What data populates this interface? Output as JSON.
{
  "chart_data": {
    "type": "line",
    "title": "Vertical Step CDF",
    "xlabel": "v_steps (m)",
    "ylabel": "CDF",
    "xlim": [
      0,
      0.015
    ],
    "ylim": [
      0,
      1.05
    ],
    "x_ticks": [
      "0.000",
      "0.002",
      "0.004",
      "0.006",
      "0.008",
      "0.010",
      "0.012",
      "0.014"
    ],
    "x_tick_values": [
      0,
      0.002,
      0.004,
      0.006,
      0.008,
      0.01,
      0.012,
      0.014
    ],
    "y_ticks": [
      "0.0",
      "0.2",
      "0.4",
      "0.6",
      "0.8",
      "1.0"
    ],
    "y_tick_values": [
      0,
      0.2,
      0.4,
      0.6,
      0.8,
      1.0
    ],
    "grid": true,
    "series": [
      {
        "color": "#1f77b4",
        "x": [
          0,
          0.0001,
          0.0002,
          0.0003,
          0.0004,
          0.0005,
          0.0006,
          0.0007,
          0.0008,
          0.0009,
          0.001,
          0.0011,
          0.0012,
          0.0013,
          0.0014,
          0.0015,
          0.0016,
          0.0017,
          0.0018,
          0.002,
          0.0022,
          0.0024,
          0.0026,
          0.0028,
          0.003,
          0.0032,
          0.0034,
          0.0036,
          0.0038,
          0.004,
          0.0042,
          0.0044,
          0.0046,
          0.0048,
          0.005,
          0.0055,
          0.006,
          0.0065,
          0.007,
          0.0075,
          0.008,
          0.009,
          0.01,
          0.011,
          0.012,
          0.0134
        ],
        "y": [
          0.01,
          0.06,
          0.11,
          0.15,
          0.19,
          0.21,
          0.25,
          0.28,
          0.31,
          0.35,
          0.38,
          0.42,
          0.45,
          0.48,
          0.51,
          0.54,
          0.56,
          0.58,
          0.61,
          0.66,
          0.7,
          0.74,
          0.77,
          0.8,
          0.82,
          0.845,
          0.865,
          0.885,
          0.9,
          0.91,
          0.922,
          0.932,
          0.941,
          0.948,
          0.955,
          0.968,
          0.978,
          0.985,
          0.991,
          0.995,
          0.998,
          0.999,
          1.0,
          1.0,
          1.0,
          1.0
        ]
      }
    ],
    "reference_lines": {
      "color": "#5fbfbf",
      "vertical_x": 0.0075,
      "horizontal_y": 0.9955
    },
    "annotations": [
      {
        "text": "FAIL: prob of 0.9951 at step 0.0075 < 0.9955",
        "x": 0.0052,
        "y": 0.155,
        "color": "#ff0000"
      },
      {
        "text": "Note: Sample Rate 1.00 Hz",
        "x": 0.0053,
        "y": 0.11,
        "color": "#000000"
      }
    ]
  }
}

--------

REQUIRED WORK:
Send back each record exactly as it stands.

EXERCISE OUTPUT:
What data populates this interface? Output as JSON.
{
  "chart_data": {
    "type": "line",
    "title": "Vertical Step CDF",
    "xlabel": "v_steps (m)",
    "ylabel": "CDF",
    "xlim": [
      0,
      0.015
    ],
    "ylim": [
      0,
      1.05
    ],
    "x_ticks": [
      "0.000",
      "0.002",
      "0.004",
      "0.006",
      "0.008",
      "0.010",
      "0.012",
      "0.014"
    ],
    "x_tick_values": [
      0,
      0.002,
      0.004,
      0.006,
      0.008,
      0.01,
      0.012,
      0.014
    ],
    "y_ticks": [
      "0.0",
      "0.2",
      "0.4",
      "0.6",
      "0.8",
      "1.0"
    ],
    "y_tick_values": [
      0,
      0.2,
      0.4,
      0.6,
      0.8,
      1.0
    ],
    "grid": true,
    "series": [
      {
        "color": "#1f77b4",
        "x": [
          0,
          0.0001,
          0.0002,
          0.0003,
          0.0004,
          0.0005,
          0.0006,
          0.0007,
          0.0008,
          0.0009,
          0.001,
          0.0011,
          0.0012,
          0.0013,
          0.0014,
          0.0015,
          0.0016,
          0.0017,
          0.0018,
          0.002,
          0.0022,
          0.0024,
          0.0026,
          0.0028,
          0.003,
          0.0032,
          0.0034,
          0.0036,
          0.0038,
          0.004,
          0.0042,
          0.0044,
          0.0046,
          0.0048,
          0.005,
          0.0055,
          0.006,
          0.0065,
          0.007,
          0.0075,
          0.008,
          0.009,
          0.01,
          0.011,
          0.012,
          0.0134
        ],
        "y": [
          0.01,
          0.06,
          0.11,
          0.15,
          0.19,
          0.21,
          0.25,
          0.28,
          0.31,
          0.35,
          0.38,
          0.42,
          0.45,
          0.48,
          0.51,
          0.54,
          0.56,
          0.58,
          0.61,
          0.66,
          0.7,
          0.74,
          0.77,
          0.8,
          0.82,
          0.845,
          0.865,
          0.885,
          0.9,
          0.91,
          0.922,
          0.932,
          0.941,
          0.948,
          0.955,
          0.968,
          0.978,
          0.985,
          0.991,
          0.995,
          0.998,
          0.999,
          1.0,
          1.0,
          1.0,
          1.0
        ]
      }
    ],
    "reference_lines": {
      "color": "#5fbfbf",
      "vertical_x": 0.0075,
      "horizontal_y": 0.9955
    },
    "annotations": [
      {
        "text": "FAIL: prob of 0.9951 at step 0.0075 < 0.9955",
        "x": 0.0052,
        "y": 0.155,
        "color": "#ff0000"
      },
      {
        "text": "Note: Sample Rate 1.00 Hz",
        "x": 0.0053,
        "y": 0.11,
        "color": "#000000"
      }
    ]
  }
}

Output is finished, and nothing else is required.